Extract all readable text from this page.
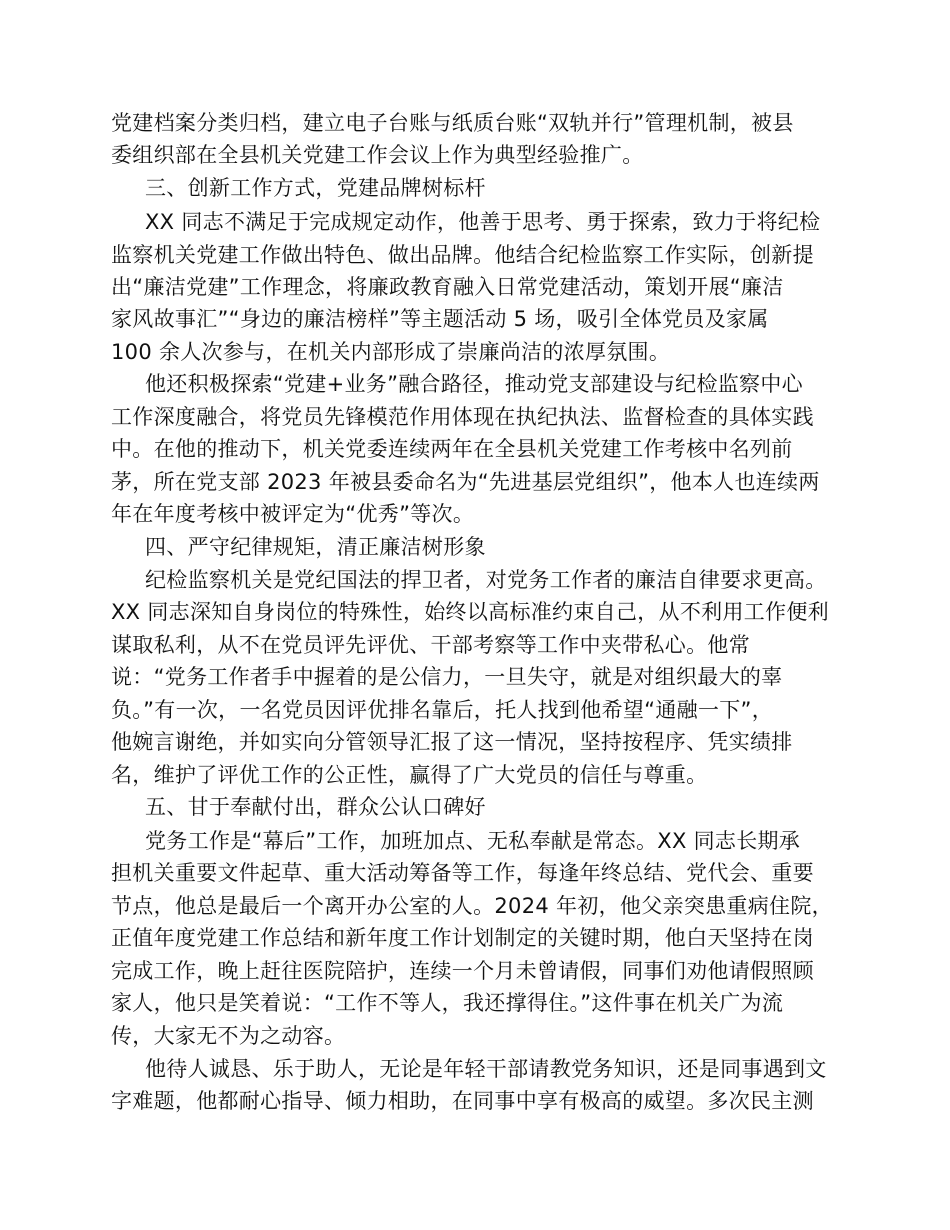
党建档案分类归档，建立电子台账与纸质台账“双轨并行”管理机制，被县
委组织部在全县机关党建工作会议上作为典型经验推广。
三、创新工作方式，党建品牌树标杆
XX 同志不满足于完成规定动作，他善于思考、勇于探索，致力于将纪检
监察机关党建工作做出特色、做出品牌。他结合纪检监察工作实际，创新提
出“廉洁党建”工作理念，将廉政教育融入日常党建活动，策划开展“廉洁
家风故事汇”“身边的廉洁榜样”等主题活动 5 场，吸引全体党员及家属
100 余人次参与，在机关内部形成了崇廉尚洁的浓厚氛围。
他还积极探索“党建+业务”融合路径，推动党支部建设与纪检监察中心
工作深度融合，将党员先锋模范作用体现在执纪执法、监督检查的具体实践
中。在他的推动下，机关党委连续两年在全县机关党建工作考核中名列前
茅，所在党支部 2023 年被县委命名为“先进基层党组织”，他本人也连续两
年在年度考核中被评定为“优秀”等次。
四、严守纪律规矩，清正廉洁树形象
纪检监察机关是党纪国法的捍卫者，对党务工作者的廉洁自律要求更高。
XX 同志深知自身岗位的特殊性，始终以高标准约束自己，从不利用工作便利
谋取私利，从不在党员评先评优、干部考察等工作中夹带私心。他常
说：“党务工作者手中握着的是公信力，一旦失守，就是对组织最大的辜
负。”有一次，一名党员因评优排名靠后，托人找到他希望“通融一下”，
他婉言谢绝，并如实向分管领导汇报了这一情况，坚持按程序、凭实绩排
名，维护了评优工作的公正性，赢得了广大党员的信任与尊重。
五、甘于奉献付出，群众公认口碑好
党务工作是“幕后”工作，加班加点、无私奉献是常态。XX 同志长期承
担机关重要文件起草、重大活动筹备等工作，每逢年终总结、党代会、重要
节点，他总是最后一个离开办公室的人。2024 年初，他父亲突患重病住院，
正值年度党建工作总结和新年度工作计划制定的关键时期，他白天坚持在岗
完成工作，晚上赶往医院陪护，连续一个月未曾请假，同事们劝他请假照顾
家人，他只是笑着说：“工作不等人，我还撑得住。”这件事在机关广为流
传，大家无不为之动容。
他待人诚恳、乐于助人，无论是年轻干部请教党务知识，还是同事遇到文
字难题，他都耐心指导、倾力相助，在同事中享有极高的威望。多次民主测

TASK TO CARRY OUT:
Copy the listing over exactly, skipping the pictures it holds.

ANSWER IN FULL:
Extract all readable text from this page.
党建档案分类归档，建立电子台账与纸质台账“双轨并行”管理机制，被县
委组织部在全县机关党建工作会议上作为典型经验推广。
三、创新工作方式，党建品牌树标杆
XX 同志不满足于完成规定动作，他善于思考、勇于探索，致力于将纪检
监察机关党建工作做出特色、做出品牌。他结合纪检监察工作实际，创新提
出“廉洁党建”工作理念，将廉政教育融入日常党建活动，策划开展“廉洁
家风故事汇”“身边的廉洁榜样”等主题活动 5 场，吸引全体党员及家属
100 余人次参与，在机关内部形成了崇廉尚洁的浓厚氛围。
他还积极探索“党建+业务”融合路径，推动党支部建设与纪检监察中心
工作深度融合，将党员先锋模范作用体现在执纪执法、监督检查的具体实践
中。在他的推动下，机关党委连续两年在全县机关党建工作考核中名列前
茅，所在党支部 2023 年被县委命名为“先进基层党组织”，他本人也连续两
年在年度考核中被评定为“优秀”等次。
四、严守纪律规矩，清正廉洁树形象
纪检监察机关是党纪国法的捍卫者，对党务工作者的廉洁自律要求更高。
XX 同志深知自身岗位的特殊性，始终以高标准约束自己，从不利用工作便利
谋取私利，从不在党员评先评优、干部考察等工作中夹带私心。他常
说：“党务工作者手中握着的是公信力，一旦失守，就是对组织最大的辜
负。”有一次，一名党员因评优排名靠后，托人找到他希望“通融一下”，
他婉言谢绝，并如实向分管领导汇报了这一情况，坚持按程序、凭实绩排
名，维护了评优工作的公正性，赢得了广大党员的信任与尊重。
五、甘于奉献付出，群众公认口碑好
党务工作是“幕后”工作，加班加点、无私奉献是常态。XX 同志长期承
担机关重要文件起草、重大活动筹备等工作，每逢年终总结、党代会、重要
节点，他总是最后一个离开办公室的人。2024 年初，他父亲突患重病住院，
正值年度党建工作总结和新年度工作计划制定的关键时期，他白天坚持在岗
完成工作，晚上赶往医院陪护，连续一个月未曾请假，同事们劝他请假照顾
家人，他只是笑着说：“工作不等人，我还撑得住。”这件事在机关广为流
传，大家无不为之动容。
他待人诚恳、乐于助人，无论是年轻干部请教党务知识，还是同事遇到文
字难题，他都耐心指导、倾力相助，在同事中享有极高的威望。多次民主测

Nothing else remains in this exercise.